DIRECTIONS FOR THIS TASK -
Scan the following material for the string "Temperature" and copy each line in which it appears.

——

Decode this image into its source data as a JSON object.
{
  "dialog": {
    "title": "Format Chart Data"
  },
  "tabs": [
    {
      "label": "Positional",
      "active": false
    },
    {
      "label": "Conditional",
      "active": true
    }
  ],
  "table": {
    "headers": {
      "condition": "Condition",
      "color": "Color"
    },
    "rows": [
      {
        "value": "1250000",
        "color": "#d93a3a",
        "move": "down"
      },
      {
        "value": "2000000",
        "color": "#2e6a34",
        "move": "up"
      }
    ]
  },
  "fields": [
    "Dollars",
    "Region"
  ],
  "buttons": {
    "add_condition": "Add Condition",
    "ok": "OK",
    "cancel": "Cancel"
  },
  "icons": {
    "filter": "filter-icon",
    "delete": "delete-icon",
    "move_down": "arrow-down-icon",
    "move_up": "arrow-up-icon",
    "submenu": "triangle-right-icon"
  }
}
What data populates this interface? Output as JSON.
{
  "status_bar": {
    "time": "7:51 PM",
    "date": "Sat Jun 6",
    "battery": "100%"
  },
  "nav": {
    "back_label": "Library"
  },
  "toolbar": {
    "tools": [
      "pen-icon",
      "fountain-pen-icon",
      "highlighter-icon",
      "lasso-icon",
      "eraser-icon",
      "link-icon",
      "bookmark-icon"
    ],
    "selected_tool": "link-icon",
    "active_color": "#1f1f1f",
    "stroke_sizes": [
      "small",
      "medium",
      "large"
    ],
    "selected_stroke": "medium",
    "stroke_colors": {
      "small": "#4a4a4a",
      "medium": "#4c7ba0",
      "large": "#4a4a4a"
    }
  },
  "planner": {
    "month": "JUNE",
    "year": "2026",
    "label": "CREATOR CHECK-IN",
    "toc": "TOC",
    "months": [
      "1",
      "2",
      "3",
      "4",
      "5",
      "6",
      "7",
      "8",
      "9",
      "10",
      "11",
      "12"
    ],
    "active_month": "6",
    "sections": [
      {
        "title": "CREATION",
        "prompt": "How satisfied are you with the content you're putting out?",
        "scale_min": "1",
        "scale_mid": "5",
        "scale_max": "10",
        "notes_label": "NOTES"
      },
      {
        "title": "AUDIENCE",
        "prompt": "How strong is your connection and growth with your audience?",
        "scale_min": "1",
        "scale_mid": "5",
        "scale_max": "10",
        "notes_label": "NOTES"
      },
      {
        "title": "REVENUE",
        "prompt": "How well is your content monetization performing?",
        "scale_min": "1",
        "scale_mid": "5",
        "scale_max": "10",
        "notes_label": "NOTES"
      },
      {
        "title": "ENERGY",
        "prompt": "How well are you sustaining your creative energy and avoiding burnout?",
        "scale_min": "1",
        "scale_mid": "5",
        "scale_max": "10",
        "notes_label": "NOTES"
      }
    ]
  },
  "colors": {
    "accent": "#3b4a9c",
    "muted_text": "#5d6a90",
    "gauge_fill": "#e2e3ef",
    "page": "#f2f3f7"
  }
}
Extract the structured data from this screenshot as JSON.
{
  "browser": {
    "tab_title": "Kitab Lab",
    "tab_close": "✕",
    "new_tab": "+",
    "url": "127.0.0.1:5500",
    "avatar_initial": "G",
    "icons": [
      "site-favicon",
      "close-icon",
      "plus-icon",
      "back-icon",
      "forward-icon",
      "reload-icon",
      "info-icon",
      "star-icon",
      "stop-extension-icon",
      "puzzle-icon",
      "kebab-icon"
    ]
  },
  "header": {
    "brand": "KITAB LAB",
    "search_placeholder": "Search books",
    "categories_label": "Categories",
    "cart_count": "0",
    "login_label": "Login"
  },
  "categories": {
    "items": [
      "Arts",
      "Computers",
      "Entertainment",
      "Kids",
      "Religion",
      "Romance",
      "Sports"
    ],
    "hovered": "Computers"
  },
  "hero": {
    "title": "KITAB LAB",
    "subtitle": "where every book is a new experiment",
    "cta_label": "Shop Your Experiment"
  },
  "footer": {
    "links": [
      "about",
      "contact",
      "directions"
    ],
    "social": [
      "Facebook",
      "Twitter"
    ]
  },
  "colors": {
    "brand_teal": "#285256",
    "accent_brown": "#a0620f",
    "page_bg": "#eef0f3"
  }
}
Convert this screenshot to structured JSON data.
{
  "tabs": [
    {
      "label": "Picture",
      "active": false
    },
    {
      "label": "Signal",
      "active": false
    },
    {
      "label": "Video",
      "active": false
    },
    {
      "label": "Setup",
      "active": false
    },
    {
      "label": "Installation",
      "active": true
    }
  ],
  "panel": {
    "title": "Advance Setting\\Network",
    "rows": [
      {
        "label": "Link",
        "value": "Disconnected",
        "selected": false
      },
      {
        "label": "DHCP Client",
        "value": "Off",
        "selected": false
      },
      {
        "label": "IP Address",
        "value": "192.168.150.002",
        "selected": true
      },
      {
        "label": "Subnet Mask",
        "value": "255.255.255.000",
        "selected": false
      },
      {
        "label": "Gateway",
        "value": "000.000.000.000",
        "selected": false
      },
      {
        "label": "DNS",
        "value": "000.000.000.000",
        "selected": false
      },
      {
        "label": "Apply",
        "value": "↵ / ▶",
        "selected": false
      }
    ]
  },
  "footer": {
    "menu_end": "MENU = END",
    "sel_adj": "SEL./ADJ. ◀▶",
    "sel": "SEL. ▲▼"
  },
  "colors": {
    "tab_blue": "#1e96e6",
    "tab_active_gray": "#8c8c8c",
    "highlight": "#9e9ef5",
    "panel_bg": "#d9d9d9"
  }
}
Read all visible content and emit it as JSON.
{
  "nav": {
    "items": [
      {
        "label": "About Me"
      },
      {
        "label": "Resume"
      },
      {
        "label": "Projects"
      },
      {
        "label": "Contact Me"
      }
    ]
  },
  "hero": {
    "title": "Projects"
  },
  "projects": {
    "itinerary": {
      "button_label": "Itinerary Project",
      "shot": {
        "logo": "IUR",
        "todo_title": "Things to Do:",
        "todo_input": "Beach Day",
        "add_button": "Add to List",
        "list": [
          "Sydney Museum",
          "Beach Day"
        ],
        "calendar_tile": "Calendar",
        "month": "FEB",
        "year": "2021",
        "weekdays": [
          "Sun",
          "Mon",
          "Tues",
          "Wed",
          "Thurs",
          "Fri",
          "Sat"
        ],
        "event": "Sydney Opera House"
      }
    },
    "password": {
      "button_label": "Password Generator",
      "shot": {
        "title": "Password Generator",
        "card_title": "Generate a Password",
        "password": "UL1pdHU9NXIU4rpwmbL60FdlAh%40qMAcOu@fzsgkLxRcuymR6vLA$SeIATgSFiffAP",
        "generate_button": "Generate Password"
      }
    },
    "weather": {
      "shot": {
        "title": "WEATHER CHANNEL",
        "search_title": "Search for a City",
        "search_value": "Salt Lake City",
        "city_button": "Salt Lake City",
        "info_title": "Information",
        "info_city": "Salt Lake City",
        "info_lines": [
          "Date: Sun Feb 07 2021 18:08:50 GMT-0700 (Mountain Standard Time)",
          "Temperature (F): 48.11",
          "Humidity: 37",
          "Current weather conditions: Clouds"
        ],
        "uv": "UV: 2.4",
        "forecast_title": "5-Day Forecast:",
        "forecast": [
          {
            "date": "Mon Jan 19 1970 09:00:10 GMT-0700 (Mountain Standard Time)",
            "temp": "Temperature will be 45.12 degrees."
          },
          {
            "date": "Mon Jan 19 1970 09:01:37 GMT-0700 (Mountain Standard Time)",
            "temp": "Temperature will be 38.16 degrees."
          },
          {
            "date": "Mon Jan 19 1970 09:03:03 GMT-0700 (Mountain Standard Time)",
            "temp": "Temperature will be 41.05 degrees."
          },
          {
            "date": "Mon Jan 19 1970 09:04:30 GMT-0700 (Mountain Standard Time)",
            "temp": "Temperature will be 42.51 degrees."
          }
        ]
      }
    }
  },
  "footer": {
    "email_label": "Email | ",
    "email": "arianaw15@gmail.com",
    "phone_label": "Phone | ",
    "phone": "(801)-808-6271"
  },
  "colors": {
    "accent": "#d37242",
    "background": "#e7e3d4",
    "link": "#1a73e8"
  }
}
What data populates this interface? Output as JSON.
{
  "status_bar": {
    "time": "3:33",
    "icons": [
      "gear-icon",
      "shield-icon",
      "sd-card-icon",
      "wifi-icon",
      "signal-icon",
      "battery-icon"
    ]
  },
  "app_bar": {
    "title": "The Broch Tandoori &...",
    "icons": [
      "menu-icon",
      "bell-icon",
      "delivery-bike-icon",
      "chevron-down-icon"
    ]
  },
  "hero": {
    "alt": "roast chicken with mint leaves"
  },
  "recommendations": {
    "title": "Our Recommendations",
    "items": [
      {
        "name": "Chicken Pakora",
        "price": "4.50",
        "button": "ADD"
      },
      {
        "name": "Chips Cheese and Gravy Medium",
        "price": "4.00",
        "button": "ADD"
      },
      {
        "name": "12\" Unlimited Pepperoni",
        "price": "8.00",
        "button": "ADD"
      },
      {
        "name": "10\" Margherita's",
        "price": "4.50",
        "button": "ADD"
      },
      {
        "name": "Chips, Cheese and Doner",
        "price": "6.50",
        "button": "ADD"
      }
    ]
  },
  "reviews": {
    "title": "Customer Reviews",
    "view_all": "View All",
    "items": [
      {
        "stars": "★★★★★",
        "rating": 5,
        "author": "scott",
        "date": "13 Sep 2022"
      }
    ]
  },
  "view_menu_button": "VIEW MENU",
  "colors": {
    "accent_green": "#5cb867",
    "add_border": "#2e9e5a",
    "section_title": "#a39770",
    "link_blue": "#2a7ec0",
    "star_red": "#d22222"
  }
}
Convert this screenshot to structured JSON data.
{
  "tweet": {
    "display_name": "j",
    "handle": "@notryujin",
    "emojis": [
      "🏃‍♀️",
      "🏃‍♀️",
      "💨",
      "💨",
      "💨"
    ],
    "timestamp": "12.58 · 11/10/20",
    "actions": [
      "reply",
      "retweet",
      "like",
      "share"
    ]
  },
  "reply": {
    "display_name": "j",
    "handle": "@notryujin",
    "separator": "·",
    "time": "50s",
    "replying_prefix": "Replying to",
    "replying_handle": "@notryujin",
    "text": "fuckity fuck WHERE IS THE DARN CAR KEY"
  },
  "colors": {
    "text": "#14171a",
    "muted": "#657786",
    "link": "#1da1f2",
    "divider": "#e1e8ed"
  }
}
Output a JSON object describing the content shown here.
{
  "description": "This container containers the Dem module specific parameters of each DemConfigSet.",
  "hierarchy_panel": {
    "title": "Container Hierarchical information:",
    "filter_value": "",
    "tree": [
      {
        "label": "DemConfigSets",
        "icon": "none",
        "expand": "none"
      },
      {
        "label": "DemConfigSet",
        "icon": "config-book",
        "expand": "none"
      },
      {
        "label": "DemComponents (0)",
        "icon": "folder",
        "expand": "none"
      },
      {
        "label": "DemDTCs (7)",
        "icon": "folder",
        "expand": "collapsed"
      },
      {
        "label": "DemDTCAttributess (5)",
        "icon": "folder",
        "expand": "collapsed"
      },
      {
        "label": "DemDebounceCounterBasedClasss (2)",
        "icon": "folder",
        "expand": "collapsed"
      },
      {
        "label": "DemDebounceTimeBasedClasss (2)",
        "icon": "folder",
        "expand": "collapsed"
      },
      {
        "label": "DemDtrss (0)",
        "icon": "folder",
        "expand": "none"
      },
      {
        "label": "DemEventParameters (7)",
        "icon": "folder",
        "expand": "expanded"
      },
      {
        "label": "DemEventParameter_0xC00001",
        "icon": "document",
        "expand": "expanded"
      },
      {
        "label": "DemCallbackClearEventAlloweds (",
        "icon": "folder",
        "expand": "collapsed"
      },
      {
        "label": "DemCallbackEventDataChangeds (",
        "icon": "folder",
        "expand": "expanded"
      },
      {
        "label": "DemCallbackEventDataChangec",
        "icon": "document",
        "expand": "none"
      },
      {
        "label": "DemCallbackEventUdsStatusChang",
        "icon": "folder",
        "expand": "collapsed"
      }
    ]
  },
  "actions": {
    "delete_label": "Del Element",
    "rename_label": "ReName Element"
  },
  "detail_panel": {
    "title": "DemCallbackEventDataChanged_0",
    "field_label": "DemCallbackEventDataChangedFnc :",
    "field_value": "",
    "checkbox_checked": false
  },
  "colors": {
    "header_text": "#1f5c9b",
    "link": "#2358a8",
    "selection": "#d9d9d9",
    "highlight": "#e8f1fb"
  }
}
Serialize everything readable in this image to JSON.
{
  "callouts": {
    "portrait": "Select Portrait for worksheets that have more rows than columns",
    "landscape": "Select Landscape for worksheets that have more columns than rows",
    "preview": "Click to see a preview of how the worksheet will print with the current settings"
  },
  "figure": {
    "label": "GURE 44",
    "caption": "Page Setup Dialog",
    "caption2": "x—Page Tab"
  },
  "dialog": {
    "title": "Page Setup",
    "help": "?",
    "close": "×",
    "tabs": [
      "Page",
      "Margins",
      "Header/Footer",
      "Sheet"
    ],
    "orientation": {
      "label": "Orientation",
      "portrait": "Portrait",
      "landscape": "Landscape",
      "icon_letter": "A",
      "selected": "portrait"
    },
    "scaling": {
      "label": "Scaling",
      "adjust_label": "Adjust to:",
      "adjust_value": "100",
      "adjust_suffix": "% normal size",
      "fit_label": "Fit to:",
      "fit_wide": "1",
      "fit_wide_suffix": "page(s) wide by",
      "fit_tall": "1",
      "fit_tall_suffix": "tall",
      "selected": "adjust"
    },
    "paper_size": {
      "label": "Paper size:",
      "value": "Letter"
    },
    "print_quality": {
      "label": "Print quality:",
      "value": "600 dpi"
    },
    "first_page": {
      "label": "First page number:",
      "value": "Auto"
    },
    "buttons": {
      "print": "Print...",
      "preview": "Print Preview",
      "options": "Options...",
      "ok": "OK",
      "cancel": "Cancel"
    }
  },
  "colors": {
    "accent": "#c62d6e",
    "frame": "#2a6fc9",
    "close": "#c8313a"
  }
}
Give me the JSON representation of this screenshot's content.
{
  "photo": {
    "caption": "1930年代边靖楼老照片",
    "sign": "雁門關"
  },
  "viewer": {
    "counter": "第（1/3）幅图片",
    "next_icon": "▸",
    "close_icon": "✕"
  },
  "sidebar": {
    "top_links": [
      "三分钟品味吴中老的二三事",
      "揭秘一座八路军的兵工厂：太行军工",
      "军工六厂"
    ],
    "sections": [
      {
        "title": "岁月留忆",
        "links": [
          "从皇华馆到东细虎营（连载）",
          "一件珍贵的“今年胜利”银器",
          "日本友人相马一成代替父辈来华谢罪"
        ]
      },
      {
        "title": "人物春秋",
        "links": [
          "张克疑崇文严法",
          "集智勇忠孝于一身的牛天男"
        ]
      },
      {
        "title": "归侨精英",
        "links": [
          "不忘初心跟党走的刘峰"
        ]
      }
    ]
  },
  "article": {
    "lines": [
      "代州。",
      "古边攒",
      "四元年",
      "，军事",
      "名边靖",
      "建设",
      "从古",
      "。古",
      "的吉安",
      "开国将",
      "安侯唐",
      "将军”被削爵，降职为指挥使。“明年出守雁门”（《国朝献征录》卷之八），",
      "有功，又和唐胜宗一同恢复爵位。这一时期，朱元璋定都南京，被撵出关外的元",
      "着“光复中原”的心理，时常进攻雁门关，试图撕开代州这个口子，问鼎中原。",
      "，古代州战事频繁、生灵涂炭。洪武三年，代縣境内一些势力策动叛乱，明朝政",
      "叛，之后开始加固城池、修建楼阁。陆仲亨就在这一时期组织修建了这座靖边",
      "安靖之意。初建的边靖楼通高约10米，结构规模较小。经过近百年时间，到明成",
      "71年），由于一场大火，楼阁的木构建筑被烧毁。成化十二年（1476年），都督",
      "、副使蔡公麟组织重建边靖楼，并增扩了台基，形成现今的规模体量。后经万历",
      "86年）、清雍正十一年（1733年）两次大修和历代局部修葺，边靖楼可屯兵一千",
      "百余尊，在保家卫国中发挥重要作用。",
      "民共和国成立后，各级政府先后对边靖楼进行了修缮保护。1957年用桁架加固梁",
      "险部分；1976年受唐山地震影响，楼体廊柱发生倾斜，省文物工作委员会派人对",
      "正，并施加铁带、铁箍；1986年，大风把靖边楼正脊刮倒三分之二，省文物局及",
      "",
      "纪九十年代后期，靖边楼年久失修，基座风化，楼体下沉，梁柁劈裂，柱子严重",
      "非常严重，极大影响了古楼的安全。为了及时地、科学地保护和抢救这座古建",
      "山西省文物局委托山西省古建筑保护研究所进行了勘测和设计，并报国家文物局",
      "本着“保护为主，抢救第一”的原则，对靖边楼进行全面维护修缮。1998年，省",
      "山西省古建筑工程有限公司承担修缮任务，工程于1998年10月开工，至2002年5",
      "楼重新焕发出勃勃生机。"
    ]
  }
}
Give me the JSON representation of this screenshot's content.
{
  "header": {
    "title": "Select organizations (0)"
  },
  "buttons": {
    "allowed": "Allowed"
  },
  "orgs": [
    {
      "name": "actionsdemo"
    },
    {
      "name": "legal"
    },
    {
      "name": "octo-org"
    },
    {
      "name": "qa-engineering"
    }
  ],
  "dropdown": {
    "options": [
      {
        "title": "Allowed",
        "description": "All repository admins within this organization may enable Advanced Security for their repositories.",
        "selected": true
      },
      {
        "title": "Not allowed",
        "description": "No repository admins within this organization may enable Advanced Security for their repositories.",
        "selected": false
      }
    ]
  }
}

——

THE SOLUTION -
          "Temperature (F): 48.11",
            "temp": "Temperature will be 45.12 degrees."
            "temp": "Temperature will be 38.16 degrees."
            "temp": "Temperature will be 41.05 degrees."
            "temp": "Temperature will be 42.51 degrees."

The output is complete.